PASSAGE GIVEN:
## begin

In this leg's Roadblock, one team member would be taken up a mountain and had to perform a tandem paraglide into the skies of Santiago. Once they returned to the ground and reunited with their partner, a paragliding instructor would give them their next clue.

This season's first Detour was a choice between Motion or Emotion. In Motion, teams travelled to Plaza de Armas, where they had to strip down, dress up as the people of Easter Island, and perform a traditional Rapa Nui dance in front of a crowd to the satisfaction of the dance troupe leader to receive their next clue. In Emotion, teams travelled to the National Library of Chile, where they had to learn a verse from Gabriela Mistral's famous poem, Valle de Chile, and perfectly recite it in Spanish to a crowd to receive their next clue. Hamilton & Michaelia immediately used their Express Pass to bypass the Detour.

Additional tasks
At the Sanación Equilibrio mural, teams had to search for five specific murals and take a selfie in front of each. Once all five selfies were completed, they had to show them to the museum curator, who would give them a wooden box listing their next destination.
At Centro Cultural Ángela Davis, teams had to work with a child to help paint a section of a new mural, with the colors needed to be painted written in Spanish. Once they finished, teams would give their wooden box, which contained a set of new art supplies, to the child they worked with in exchange for their next clue.
Teams had a chance to receive two Express Passes by travelling to Patio Bellavista at Barrio Bellavista and be the first team to find Bailarines de Cueca to pick them up, risking valuable time and possible elimination.

Leg 3 (Chile → Argentina)

Airdate: July 22, 2015
 Santiago (Arturo Merino Benítez International Airport) to Buenos Aires, Argentina (Ministro Pistarini International Airport)
Buenos Aires (Plaza Canadá)
Buenos Aires (La Boca –  ) 
Buenos Aires (Fútbol Madero)
Buenos Aires (Plaza de la República – El Obelisco)
 Buenos Aires (Confitería Ideal or La Estancia)
Buenos Aires (Puerto Madero overlooking Puente de la Mujer)

## end

GIVEN INFORMATION:

## begin

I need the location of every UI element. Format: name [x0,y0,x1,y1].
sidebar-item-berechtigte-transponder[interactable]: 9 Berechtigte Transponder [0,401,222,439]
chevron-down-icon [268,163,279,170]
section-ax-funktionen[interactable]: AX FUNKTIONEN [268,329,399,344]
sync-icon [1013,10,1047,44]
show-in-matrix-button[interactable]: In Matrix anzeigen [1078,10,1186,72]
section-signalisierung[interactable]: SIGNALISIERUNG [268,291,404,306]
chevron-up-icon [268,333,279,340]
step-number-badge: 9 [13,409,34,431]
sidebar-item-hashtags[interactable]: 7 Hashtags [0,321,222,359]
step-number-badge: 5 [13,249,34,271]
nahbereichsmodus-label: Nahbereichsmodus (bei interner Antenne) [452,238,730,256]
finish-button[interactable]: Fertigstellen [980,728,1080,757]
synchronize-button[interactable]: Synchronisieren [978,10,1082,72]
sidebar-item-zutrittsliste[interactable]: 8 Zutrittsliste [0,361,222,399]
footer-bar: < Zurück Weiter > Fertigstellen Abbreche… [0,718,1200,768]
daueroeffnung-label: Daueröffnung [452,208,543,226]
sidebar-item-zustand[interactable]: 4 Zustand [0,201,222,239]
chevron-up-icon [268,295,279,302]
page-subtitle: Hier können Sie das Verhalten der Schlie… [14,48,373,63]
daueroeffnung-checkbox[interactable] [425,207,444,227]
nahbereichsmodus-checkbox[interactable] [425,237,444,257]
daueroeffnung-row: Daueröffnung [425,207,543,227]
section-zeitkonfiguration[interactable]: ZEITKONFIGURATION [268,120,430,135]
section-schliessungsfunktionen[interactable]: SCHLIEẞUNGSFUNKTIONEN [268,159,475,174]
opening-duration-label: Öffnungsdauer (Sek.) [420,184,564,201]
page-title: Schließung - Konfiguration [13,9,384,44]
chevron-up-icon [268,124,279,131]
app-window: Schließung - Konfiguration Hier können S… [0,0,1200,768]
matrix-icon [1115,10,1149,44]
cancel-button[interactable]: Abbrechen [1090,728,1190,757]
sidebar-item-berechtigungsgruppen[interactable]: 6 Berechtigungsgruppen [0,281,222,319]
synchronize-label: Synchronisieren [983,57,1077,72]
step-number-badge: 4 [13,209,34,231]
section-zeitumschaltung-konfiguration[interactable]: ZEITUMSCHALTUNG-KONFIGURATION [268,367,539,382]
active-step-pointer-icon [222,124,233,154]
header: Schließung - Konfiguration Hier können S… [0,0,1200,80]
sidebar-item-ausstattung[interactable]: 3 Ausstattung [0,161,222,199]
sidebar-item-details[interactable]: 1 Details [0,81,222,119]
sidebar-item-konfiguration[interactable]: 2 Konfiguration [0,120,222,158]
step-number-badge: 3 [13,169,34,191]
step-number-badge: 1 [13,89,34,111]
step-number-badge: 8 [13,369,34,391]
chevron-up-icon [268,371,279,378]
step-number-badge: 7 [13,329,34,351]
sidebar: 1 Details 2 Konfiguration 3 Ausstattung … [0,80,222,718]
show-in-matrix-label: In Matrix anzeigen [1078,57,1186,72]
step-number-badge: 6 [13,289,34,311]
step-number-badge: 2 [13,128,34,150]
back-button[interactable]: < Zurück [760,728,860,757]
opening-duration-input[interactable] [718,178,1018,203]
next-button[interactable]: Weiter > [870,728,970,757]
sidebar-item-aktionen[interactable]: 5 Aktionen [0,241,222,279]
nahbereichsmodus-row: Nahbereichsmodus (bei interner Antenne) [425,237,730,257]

## end

REQUIREMENTS: Reproduce word for word the stretch of the race recap above from "In this leg's" through "bypass the Detour.".

OUTPUT OF THE TASK:
In this leg's Roadblock, one team member would be taken up a mountain and had to perform a tandem paraglide into the skies of Santiago. Once they returned to the ground and reunited with their partner, a paragliding instructor would give them their next clue.

This season's first Detour was a choice between Motion or Emotion. In Motion, teams travelled to Plaza de Armas, where they had to strip down, dress up as the people of Easter Island, and perform a traditional Rapa Nui dance in front of a crowd to the satisfaction of the dance troupe leader to receive their next clue. In Emotion, teams travelled to the National Library of Chile, where they had to learn a verse from Gabriela Mistral's famous poem, Valle de Chile, and perfectly recite it in Spanish to a crowd to receive their next clue. Hamilton & Michaelia immediately used their Express Pass to bypass the Detour.